# INSTRUCTIONS TO FOLLOW:
Copy nothing but the text: repeat each entry exactly and drop the images.

# ROWS:
—————

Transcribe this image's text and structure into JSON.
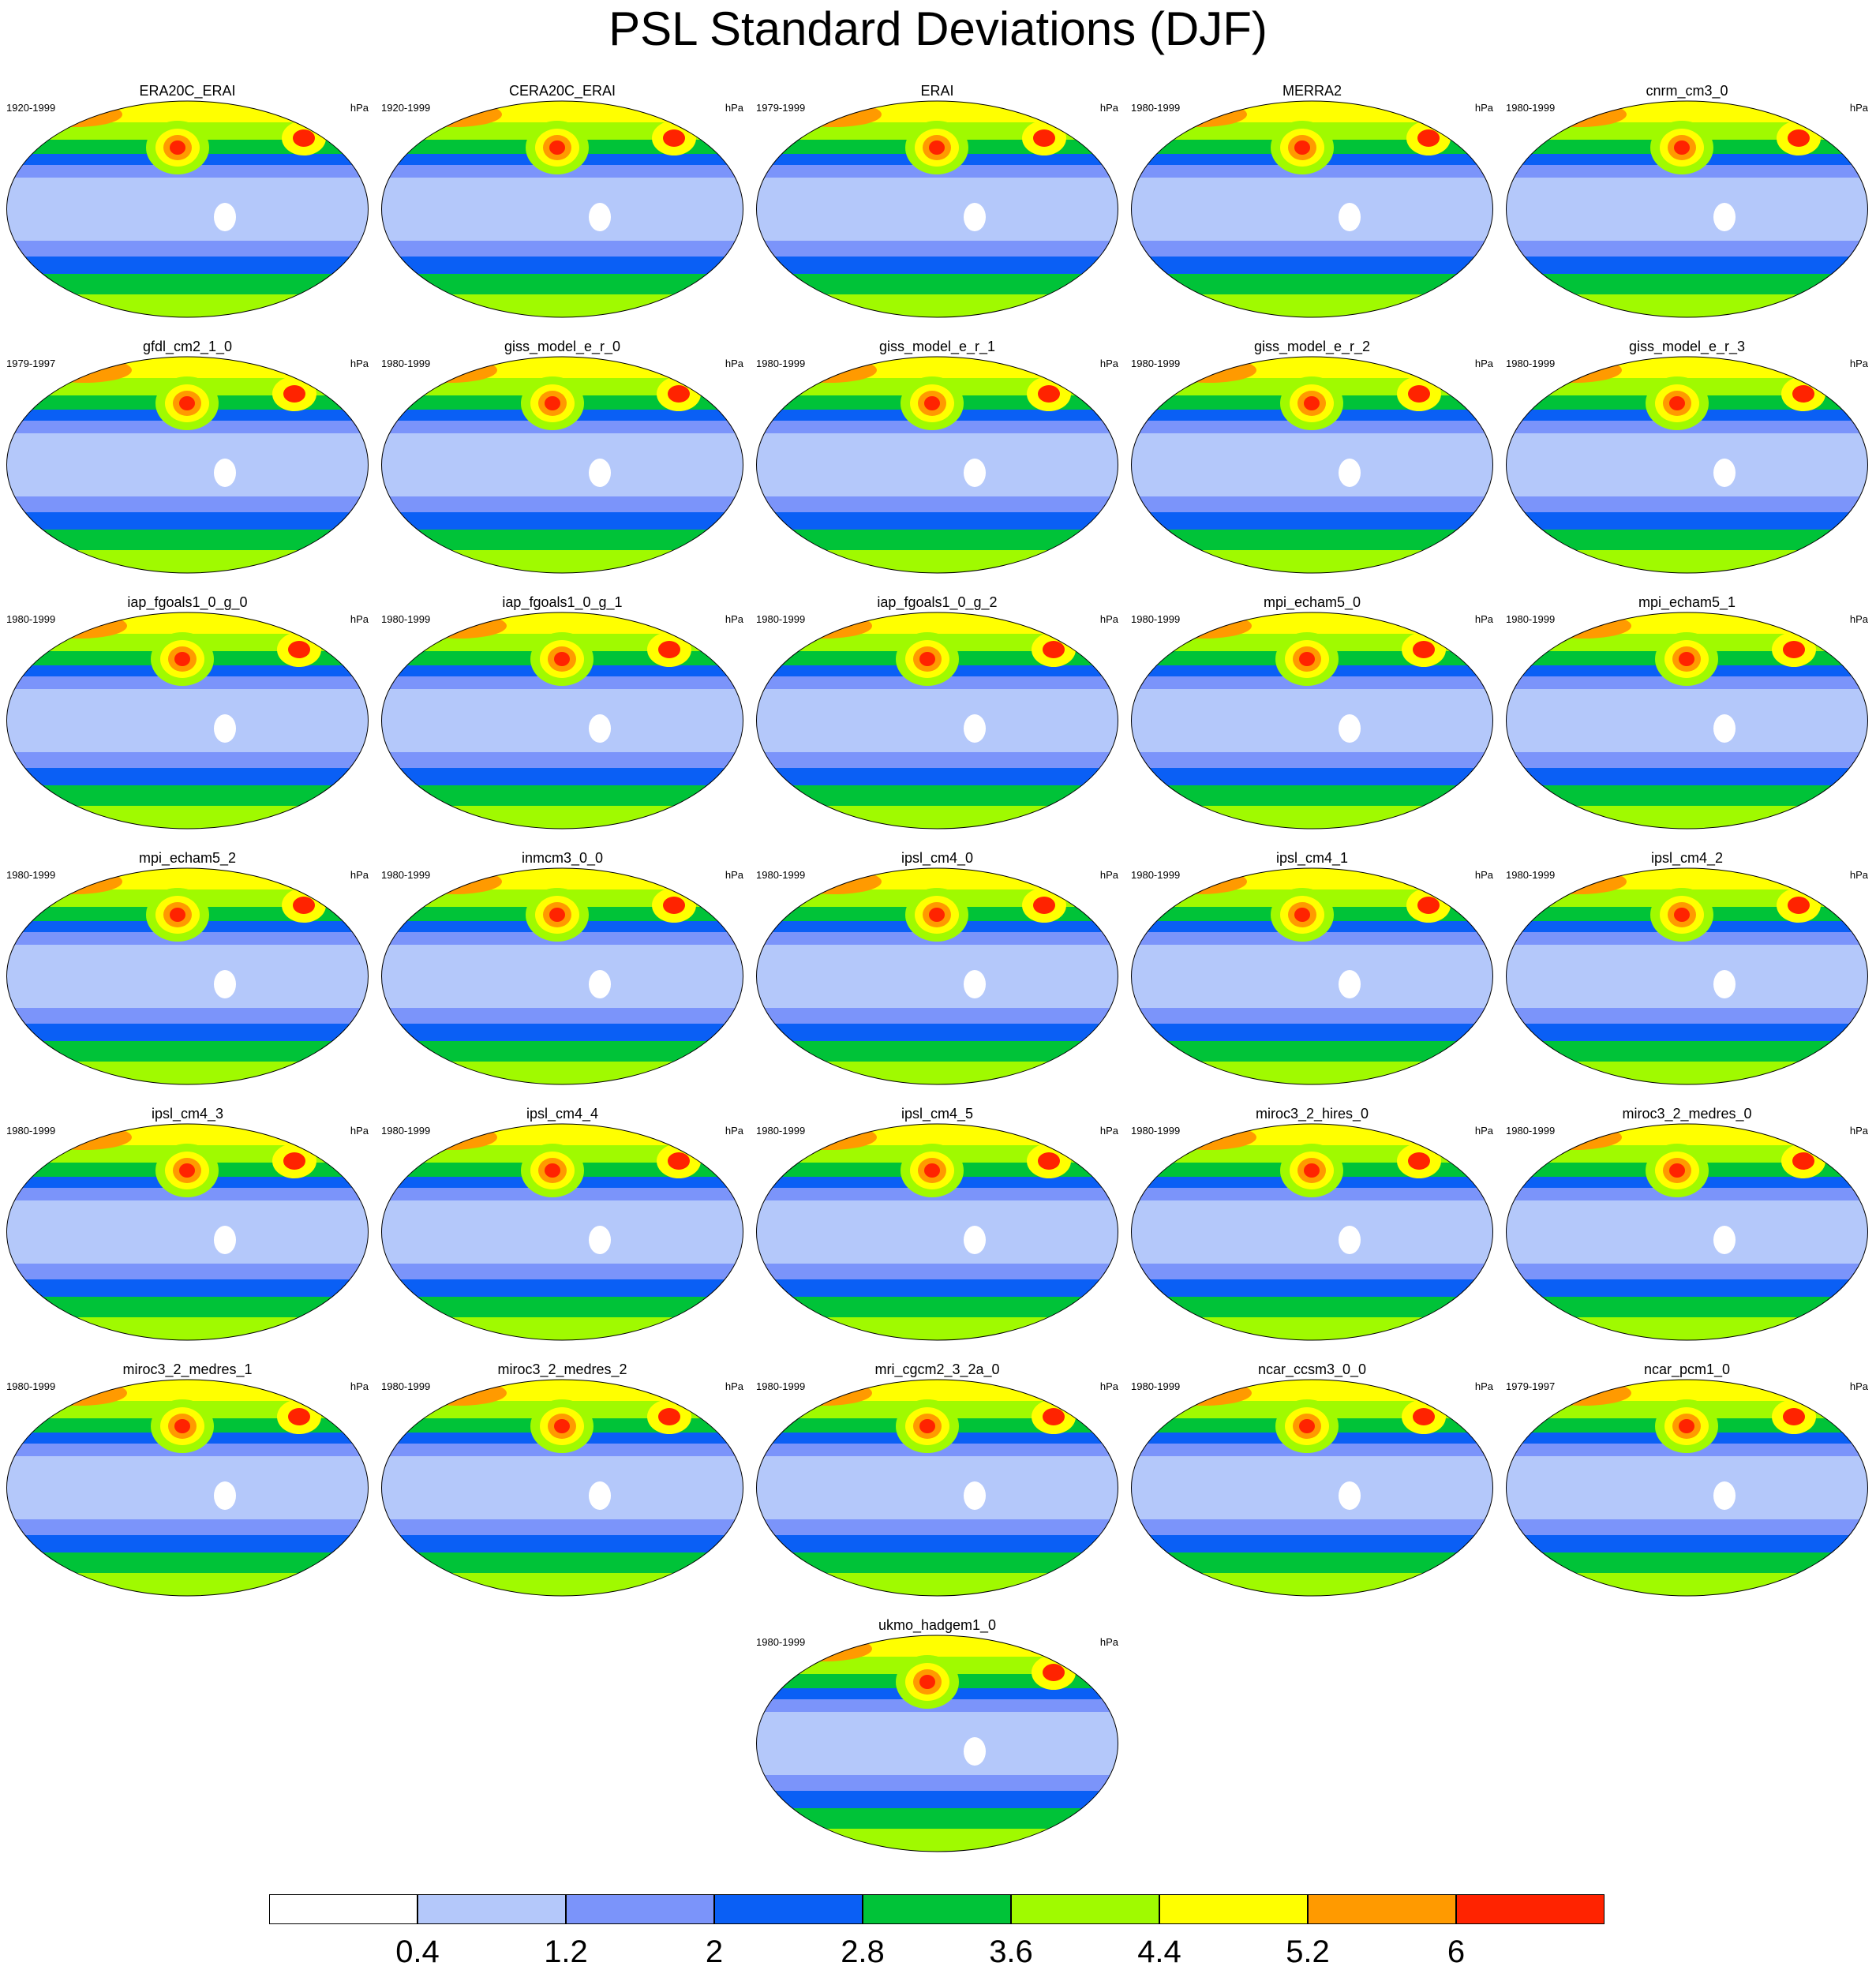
{
  "title": "PSL Standard Deviations (DJF)",
  "units_label": "hPa",
  "colorbar": {
    "colors": [
      "#ffffff",
      "#b4c8fa",
      "#7b94fa",
      "#0a5ff5",
      "#00c338",
      "#a0fa00",
      "#ffff00",
      "#ff9a00",
      "#ff2300"
    ],
    "tick_labels": [
      "0.4",
      "1.2",
      "2",
      "2.8",
      "3.6",
      "4.4",
      "5.2",
      "6"
    ]
  },
  "panels": [
    {
      "name": "ERA20C_ERAI",
      "years": "1920-1999"
    },
    {
      "name": "CERA20C_ERAI",
      "years": "1920-1999"
    },
    {
      "name": "ERAI",
      "years": "1979-1999"
    },
    {
      "name": "MERRA2",
      "years": "1980-1999"
    },
    {
      "name": "cnrm_cm3_0",
      "years": "1980-1999"
    },
    {
      "name": "gfdl_cm2_1_0",
      "years": "1979-1997"
    },
    {
      "name": "giss_model_e_r_0",
      "years": "1980-1999"
    },
    {
      "name": "giss_model_e_r_1",
      "years": "1980-1999"
    },
    {
      "name": "giss_model_e_r_2",
      "years": "1980-1999"
    },
    {
      "name": "giss_model_e_r_3",
      "years": "1980-1999"
    },
    {
      "name": "iap_fgoals1_0_g_0",
      "years": "1980-1999"
    },
    {
      "name": "iap_fgoals1_0_g_1",
      "years": "1980-1999"
    },
    {
      "name": "iap_fgoals1_0_g_2",
      "years": "1980-1999"
    },
    {
      "name": "mpi_echam5_0",
      "years": "1980-1999"
    },
    {
      "name": "mpi_echam5_1",
      "years": "1980-1999"
    },
    {
      "name": "mpi_echam5_2",
      "years": "1980-1999"
    },
    {
      "name": "inmcm3_0_0",
      "years": "1980-1999"
    },
    {
      "name": "ipsl_cm4_0",
      "years": "1980-1999"
    },
    {
      "name": "ipsl_cm4_1",
      "years": "1980-1999"
    },
    {
      "name": "ipsl_cm4_2",
      "years": "1980-1999"
    },
    {
      "name": "ipsl_cm4_3",
      "years": "1980-1999"
    },
    {
      "name": "ipsl_cm4_4",
      "years": "1980-1999"
    },
    {
      "name": "ipsl_cm4_5",
      "years": "1980-1999"
    },
    {
      "name": "miroc3_2_hires_0",
      "years": "1980-1999"
    },
    {
      "name": "miroc3_2_medres_0",
      "years": "1980-1999"
    },
    {
      "name": "miroc3_2_medres_1",
      "years": "1980-1999"
    },
    {
      "name": "miroc3_2_medres_2",
      "years": "1980-1999"
    },
    {
      "name": "mri_cgcm2_3_2a_0",
      "years": "1980-1999"
    },
    {
      "name": "ncar_ccsm3_0_0",
      "years": "1980-1999"
    },
    {
      "name": "ncar_pcm1_0",
      "years": "1979-1997"
    },
    {
      "name": "ukmo_hadgem1_0",
      "years": "1980-1999"
    }
  ]
}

—————

# CORRECT OUTPUT:
Transcribe this image's text and structure into JSON.
{
  "title": "PSL Standard Deviations (DJF)",
  "units_label": "hPa",
  "colorbar": {
    "colors": [
      "#ffffff",
      "#b4c8fa",
      "#7b94fa",
      "#0a5ff5",
      "#00c338",
      "#a0fa00",
      "#ffff00",
      "#ff9a00",
      "#ff2300"
    ],
    "tick_labels": [
      "0.4",
      "1.2",
      "2",
      "2.8",
      "3.6",
      "4.4",
      "5.2",
      "6"
    ]
  },
  "panels": [
    {
      "name": "ERA20C_ERAI",
      "years": "1920-1999"
    },
    {
      "name": "CERA20C_ERAI",
      "years": "1920-1999"
    },
    {
      "name": "ERAI",
      "years": "1979-1999"
    },
    {
      "name": "MERRA2",
      "years": "1980-1999"
    },
    {
      "name": "cnrm_cm3_0",
      "years": "1980-1999"
    },
    {
      "name": "gfdl_cm2_1_0",
      "years": "1979-1997"
    },
    {
      "name": "giss_model_e_r_0",
      "years": "1980-1999"
    },
    {
      "name": "giss_model_e_r_1",
      "years": "1980-1999"
    },
    {
      "name": "giss_model_e_r_2",
      "years": "1980-1999"
    },
    {
      "name": "giss_model_e_r_3",
      "years": "1980-1999"
    },
    {
      "name": "iap_fgoals1_0_g_0",
      "years": "1980-1999"
    },
    {
      "name": "iap_fgoals1_0_g_1",
      "years": "1980-1999"
    },
    {
      "name": "iap_fgoals1_0_g_2",
      "years": "1980-1999"
    },
    {
      "name": "mpi_echam5_0",
      "years": "1980-1999"
    },
    {
      "name": "mpi_echam5_1",
      "years": "1980-1999"
    },
    {
      "name": "mpi_echam5_2",
      "years": "1980-1999"
    },
    {
      "name": "inmcm3_0_0",
      "years": "1980-1999"
    },
    {
      "name": "ipsl_cm4_0",
      "years": "1980-1999"
    },
    {
      "name": "ipsl_cm4_1",
      "years": "1980-1999"
    },
    {
      "name": "ipsl_cm4_2",
      "years": "1980-1999"
    },
    {
      "name": "ipsl_cm4_3",
      "years": "1980-1999"
    },
    {
      "name": "ipsl_cm4_4",
      "years": "1980-1999"
    },
    {
      "name": "ipsl_cm4_5",
      "years": "1980-1999"
    },
    {
      "name": "miroc3_2_hires_0",
      "years": "1980-1999"
    },
    {
      "name": "miroc3_2_medres_0",
      "years": "1980-1999"
    },
    {
      "name": "miroc3_2_medres_1",
      "years": "1980-1999"
    },
    {
      "name": "miroc3_2_medres_2",
      "years": "1980-1999"
    },
    {
      "name": "mri_cgcm2_3_2a_0",
      "years": "1980-1999"
    },
    {
      "name": "ncar_ccsm3_0_0",
      "years": "1980-1999"
    },
    {
      "name": "ncar_pcm1_0",
      "years": "1979-1997"
    },
    {
      "name": "ukmo_hadgem1_0",
      "years": "1980-1999"
    }
  ]
}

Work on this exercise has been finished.